Aim of the task: Repeat the data verbatim.

+ + + + +

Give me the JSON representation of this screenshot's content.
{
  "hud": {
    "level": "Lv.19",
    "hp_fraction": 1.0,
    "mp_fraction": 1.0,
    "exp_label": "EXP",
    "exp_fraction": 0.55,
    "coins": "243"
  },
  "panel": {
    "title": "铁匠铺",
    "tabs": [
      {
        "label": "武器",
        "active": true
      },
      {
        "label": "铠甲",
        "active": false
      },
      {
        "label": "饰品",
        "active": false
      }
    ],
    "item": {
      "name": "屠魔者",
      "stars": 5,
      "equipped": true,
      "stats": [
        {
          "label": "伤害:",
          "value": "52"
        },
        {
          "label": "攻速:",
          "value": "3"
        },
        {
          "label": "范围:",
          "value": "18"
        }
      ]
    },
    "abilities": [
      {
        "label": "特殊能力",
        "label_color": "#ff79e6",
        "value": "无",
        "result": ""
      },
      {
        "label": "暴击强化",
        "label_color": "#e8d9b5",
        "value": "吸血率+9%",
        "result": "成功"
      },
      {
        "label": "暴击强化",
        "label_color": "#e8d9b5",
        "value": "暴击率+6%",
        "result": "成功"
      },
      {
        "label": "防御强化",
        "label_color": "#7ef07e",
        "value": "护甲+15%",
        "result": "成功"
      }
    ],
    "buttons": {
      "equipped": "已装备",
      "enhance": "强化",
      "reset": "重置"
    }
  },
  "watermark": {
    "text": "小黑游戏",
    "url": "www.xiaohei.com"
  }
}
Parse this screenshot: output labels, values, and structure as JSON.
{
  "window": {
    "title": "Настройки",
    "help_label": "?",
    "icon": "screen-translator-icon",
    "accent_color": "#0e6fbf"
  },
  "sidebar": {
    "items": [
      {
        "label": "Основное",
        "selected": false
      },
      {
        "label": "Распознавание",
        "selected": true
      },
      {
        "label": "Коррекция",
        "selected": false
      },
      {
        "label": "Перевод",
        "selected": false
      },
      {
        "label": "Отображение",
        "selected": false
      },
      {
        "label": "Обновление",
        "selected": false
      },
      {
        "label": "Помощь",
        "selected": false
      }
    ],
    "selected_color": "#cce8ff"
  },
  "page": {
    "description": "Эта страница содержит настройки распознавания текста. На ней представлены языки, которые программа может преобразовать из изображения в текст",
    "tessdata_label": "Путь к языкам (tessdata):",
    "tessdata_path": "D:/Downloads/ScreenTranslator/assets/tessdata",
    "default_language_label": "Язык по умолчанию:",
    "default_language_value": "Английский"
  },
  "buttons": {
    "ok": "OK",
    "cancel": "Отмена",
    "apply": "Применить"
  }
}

+ + + + +

Full solution:
Give me the JSON representation of this screenshot's content.
{
  "hud": {
    "level": "Lv.19",
    "hp_fraction": 1.0,
    "mp_fraction": 1.0,
    "exp_label": "EXP",
    "exp_fraction": 0.55,
    "coins": "243"
  },
  "panel": {
    "title": "铁匠铺",
    "tabs": [
      {
        "label": "武器",
        "active": true
      },
      {
        "label": "铠甲",
        "active": false
      },
      {
        "label": "饰品",
        "active": false
      }
    ],
    "item": {
      "name": "屠魔者",
      "stars": 5,
      "equipped": true,
      "stats": [
        {
          "label": "伤害:",
          "value": "52"
        },
        {
          "label": "攻速:",
          "value": "3"
        },
        {
          "label": "范围:",
          "value": "18"
        }
      ]
    },
    "abilities": [
      {
        "label": "特殊能力",
        "label_color": "#ff79e6",
        "value": "无",
        "result": ""
      },
      {
        "label": "暴击强化",
        "label_color": "#e8d9b5",
        "value": "吸血率+9%",
        "result": "成功"
      },
      {
        "label": "暴击强化",
        "label_color": "#e8d9b5",
        "value": "暴击率+6%",
        "result": "成功"
      },
      {
        "label": "防御强化",
        "label_color": "#7ef07e",
        "value": "护甲+15%",
        "result": "成功"
      }
    ],
    "buttons": {
      "equipped": "已装备",
      "enhance": "强化",
      "reset": "重置"
    }
  },
  "watermark": {
    "text": "小黑游戏",
    "url": "www.xiaohei.com"
  }
}
Parse this screenshot: output labels, values, and structure as JSON.
{
  "window": {
    "title": "Настройки",
    "help_label": "?",
    "icon": "screen-translator-icon",
    "accent_color": "#0e6fbf"
  },
  "sidebar": {
    "items": [
      {
        "label": "Основное",
        "selected": false
      },
      {
        "label": "Распознавание",
        "selected": true
      },
      {
        "label": "Коррекция",
        "selected": false
      },
      {
        "label": "Перевод",
        "selected": false
      },
      {
        "label": "Отображение",
        "selected": false
      },
      {
        "label": "Обновление",
        "selected": false
      },
      {
        "label": "Помощь",
        "selected": false
      }
    ],
    "selected_color": "#cce8ff"
  },
  "page": {
    "description": "Эта страница содержит настройки распознавания текста. На ней представлены языки, которые программа может преобразовать из изображения в текст",
    "tessdata_label": "Путь к языкам (tessdata):",
    "tessdata_path": "D:/Downloads/ScreenTranslator/assets/tessdata",
    "default_language_label": "Язык по умолчанию:",
    "default_language_value": "Английский"
  },
  "buttons": {
    "ok": "OK",
    "cancel": "Отмена",
    "apply": "Применить"
  }
}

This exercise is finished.